• [AIM OF THE EXERCISE]: Check the listing below for lines that hold "title". How many are there? Please give only the number.

• [DATA LISTING]:

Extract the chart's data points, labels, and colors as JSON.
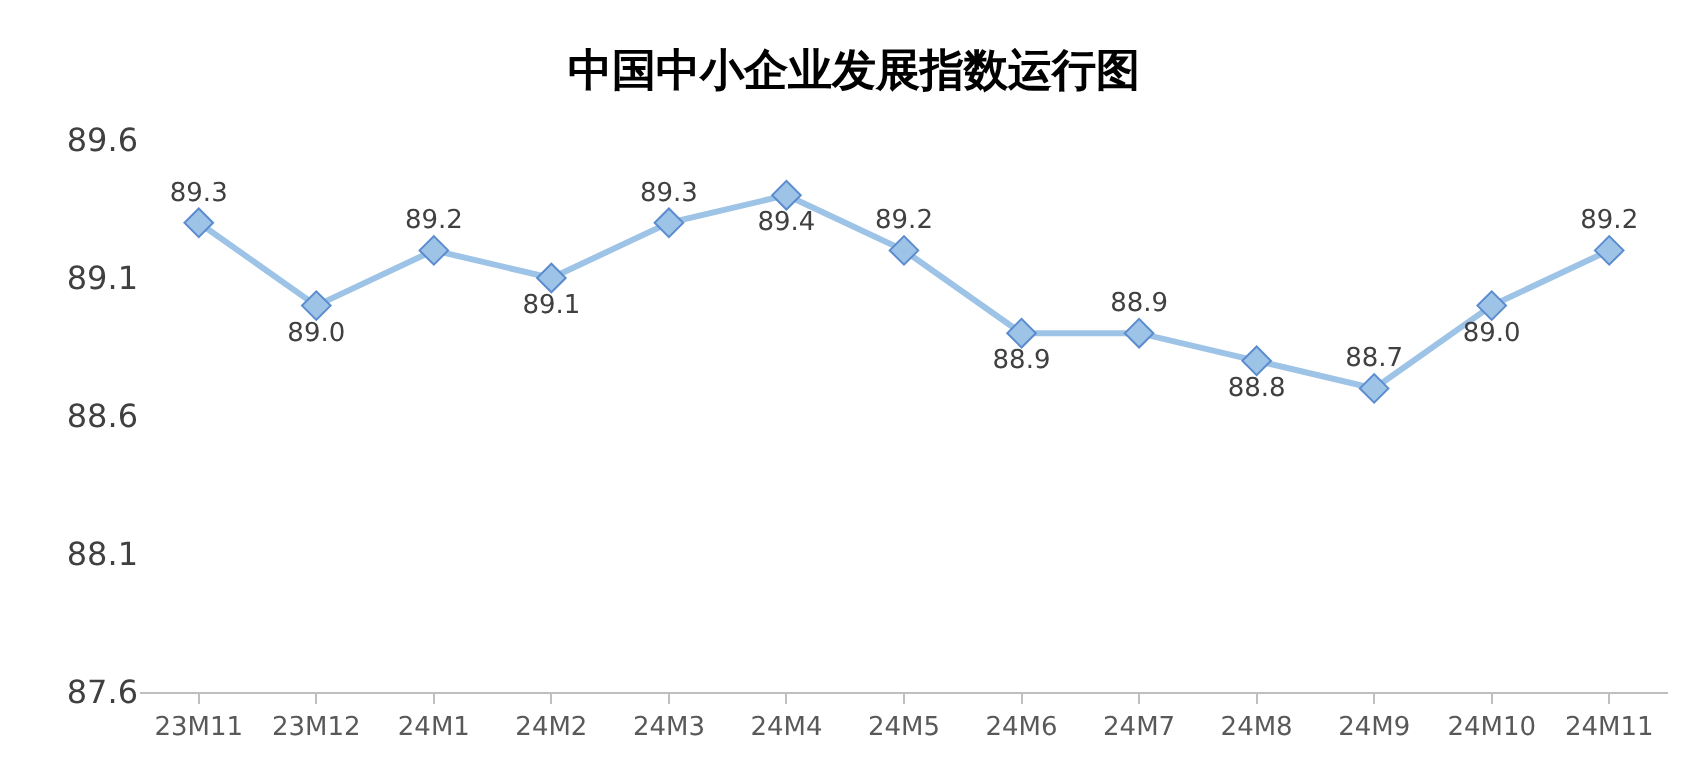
{
  "chart_data": {
    "type": "line",
    "title": "中国中小企业发展指数运行图",
    "categories": [
      "23M11",
      "23M12",
      "24M1",
      "24M2",
      "24M3",
      "24M4",
      "24M5",
      "24M6",
      "24M7",
      "24M8",
      "24M9",
      "24M10",
      "24M11"
    ],
    "series": [
      {
        "color": "#9dc3e6",
        "values": [
          89.3,
          89.0,
          89.2,
          89.1,
          89.3,
          89.4,
          89.2,
          88.9,
          88.9,
          88.8,
          88.7,
          89.0,
          89.2
        ],
        "value_labels": [
          "89.3",
          "89.0",
          "89.2",
          "89.1",
          "89.3",
          "89.4",
          "89.2",
          "88.9",
          "88.9",
          "88.8",
          "88.7",
          "89.0",
          "89.2"
        ]
      }
    ],
    "ylim": [
      87.6,
      89.6
    ],
    "yticks": [
      87.6,
      88.1,
      88.6,
      89.1,
      89.6
    ],
    "marker": "diamond",
    "legend": false
  }
}
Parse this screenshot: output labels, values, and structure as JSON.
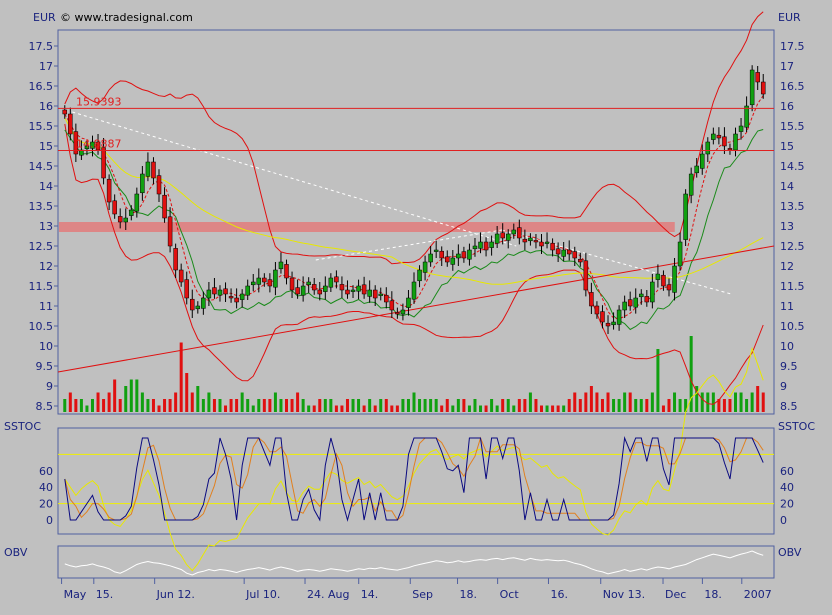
{
  "header": {
    "currency_left": "EUR",
    "currency_right": "EUR",
    "copyright": "© www.tradesignal.com"
  },
  "chart_data": [
    {
      "type": "candlestick",
      "panel": "price",
      "ylim": [
        8.3,
        17.9
      ],
      "y_ticks": [
        "17.5",
        "17",
        "16.5",
        "16",
        "15.5",
        "15",
        "14.5",
        "14",
        "13.5",
        "13",
        "12.5",
        "12",
        "11.5",
        "11",
        "10.5",
        "10",
        "9.5",
        "9",
        "8.5"
      ],
      "x_ticks": [
        "May",
        "15.",
        "Jun 12.",
        "Jul 10.",
        "24. Aug",
        "14.",
        "Sep",
        "18.",
        "Oct",
        "16.",
        "Nov 13.",
        "Dec",
        "18.",
        "2007"
      ],
      "horizontal_lines": [
        {
          "value": 15.9393,
          "label": "15.9393",
          "color": "#e02020"
        },
        {
          "value": 14.8887,
          "label": "14.8887",
          "color": "#e02020"
        }
      ],
      "resistance_zone": {
        "low": 12.85,
        "high": 13.1,
        "color": "#e08080"
      },
      "trendline_red": {
        "from_x": 0,
        "from_y": 9.35,
        "to_x": 1,
        "to_y": 12.5
      },
      "trendline_white_dashed": [
        {
          "from_x": 0.02,
          "from_y": 15.85,
          "to_x": 0.64,
          "to_y": 12.5
        },
        {
          "from_x": 0.36,
          "from_y": 12.15,
          "to_x": 0.62,
          "to_y": 12.9
        },
        {
          "from_x": 0.62,
          "from_y": 12.9,
          "to_x": 0.94,
          "to_y": 11.3
        }
      ],
      "close_series": [
        15.8,
        15.3,
        14.8,
        14.9,
        15.0,
        15.1,
        14.9,
        14.2,
        13.6,
        13.3,
        13.1,
        13.2,
        13.4,
        13.8,
        14.3,
        14.6,
        14.2,
        13.8,
        13.2,
        12.5,
        11.9,
        11.6,
        11.2,
        10.9,
        11.0,
        11.2,
        11.4,
        11.3,
        11.4,
        11.3,
        11.2,
        11.1,
        11.3,
        11.5,
        11.6,
        11.7,
        11.6,
        11.5,
        11.9,
        12.1,
        11.7,
        11.4,
        11.3,
        11.5,
        11.6,
        11.4,
        11.3,
        11.5,
        11.7,
        11.6,
        11.4,
        11.3,
        11.4,
        11.5,
        11.3,
        11.4,
        11.2,
        11.3,
        11.1,
        10.9,
        10.8,
        10.9,
        11.2,
        11.6,
        11.9,
        12.1,
        12.3,
        12.4,
        12.2,
        12.1,
        12.2,
        12.3,
        12.2,
        12.4,
        12.5,
        12.6,
        12.4,
        12.6,
        12.8,
        12.7,
        12.8,
        12.9,
        12.7,
        12.6,
        12.7,
        12.6,
        12.5,
        12.6,
        12.4,
        12.3,
        12.4,
        12.3,
        12.2,
        12.1,
        11.4,
        11.0,
        10.8,
        10.6,
        10.5,
        10.6,
        10.9,
        11.1,
        11.0,
        11.2,
        11.3,
        11.1,
        11.6,
        11.8,
        11.5,
        11.4,
        12.0,
        12.6,
        13.8,
        14.3,
        14.5,
        14.8,
        15.1,
        15.3,
        15.2,
        15.0,
        14.9,
        15.3,
        15.5,
        16.0,
        16.9,
        16.6,
        16.3
      ],
      "volume": [
        2,
        3,
        2,
        2,
        1,
        2,
        3,
        2,
        3,
        5,
        2,
        4,
        5,
        5,
        3,
        2,
        2,
        1,
        2,
        2,
        3,
        3,
        6,
        3,
        4,
        2,
        3,
        2,
        2,
        1,
        2,
        2,
        3,
        2,
        1,
        2,
        2,
        2,
        3,
        2,
        2,
        2,
        3,
        2,
        1,
        1,
        2,
        2,
        2,
        1,
        1,
        2,
        2,
        2,
        1,
        2,
        1,
        2,
        2,
        1,
        1,
        2,
        2,
        3,
        2,
        2,
        2,
        2,
        1,
        2,
        1,
        2,
        2,
        1,
        2,
        1,
        1,
        2,
        1,
        2,
        2,
        1,
        2,
        2,
        3,
        2,
        1,
        1,
        1,
        1,
        1,
        2,
        3,
        2,
        3,
        4,
        3,
        2,
        3,
        2,
        2,
        3,
        3,
        2,
        2,
        2,
        3,
        2,
        1,
        2,
        3,
        2,
        2,
        4,
        4,
        3,
        3,
        3,
        2,
        2,
        2,
        3,
        3,
        2,
        3,
        4,
        3
      ],
      "series": [
        {
          "kind": "bollinger",
          "color": "#e01010"
        },
        {
          "kind": "moving-average",
          "color": "#1a8a1a"
        },
        {
          "kind": "moving-average",
          "color": "#e8e800"
        },
        {
          "kind": "moving-average-dashed",
          "color": "#e01010"
        }
      ],
      "y_unit": "EUR"
    },
    {
      "type": "line",
      "panel": "stochastic",
      "title": "SSTOC",
      "ylim": [
        0,
        100
      ],
      "y_ticks": [
        "60",
        "40",
        "20",
        "0"
      ],
      "upper_band": 80,
      "lower_band": 20,
      "series": [
        {
          "kind": "fast",
          "color": "#0a0a80"
        },
        {
          "kind": "slow",
          "color": "#e08020"
        },
        {
          "kind": "signal",
          "color": "#e8e800"
        }
      ]
    },
    {
      "type": "line",
      "panel": "obv",
      "title": "OBV",
      "series": [
        {
          "kind": "obv",
          "color": "#ffffff"
        }
      ]
    }
  ]
}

• [FINAL RESULT]: 3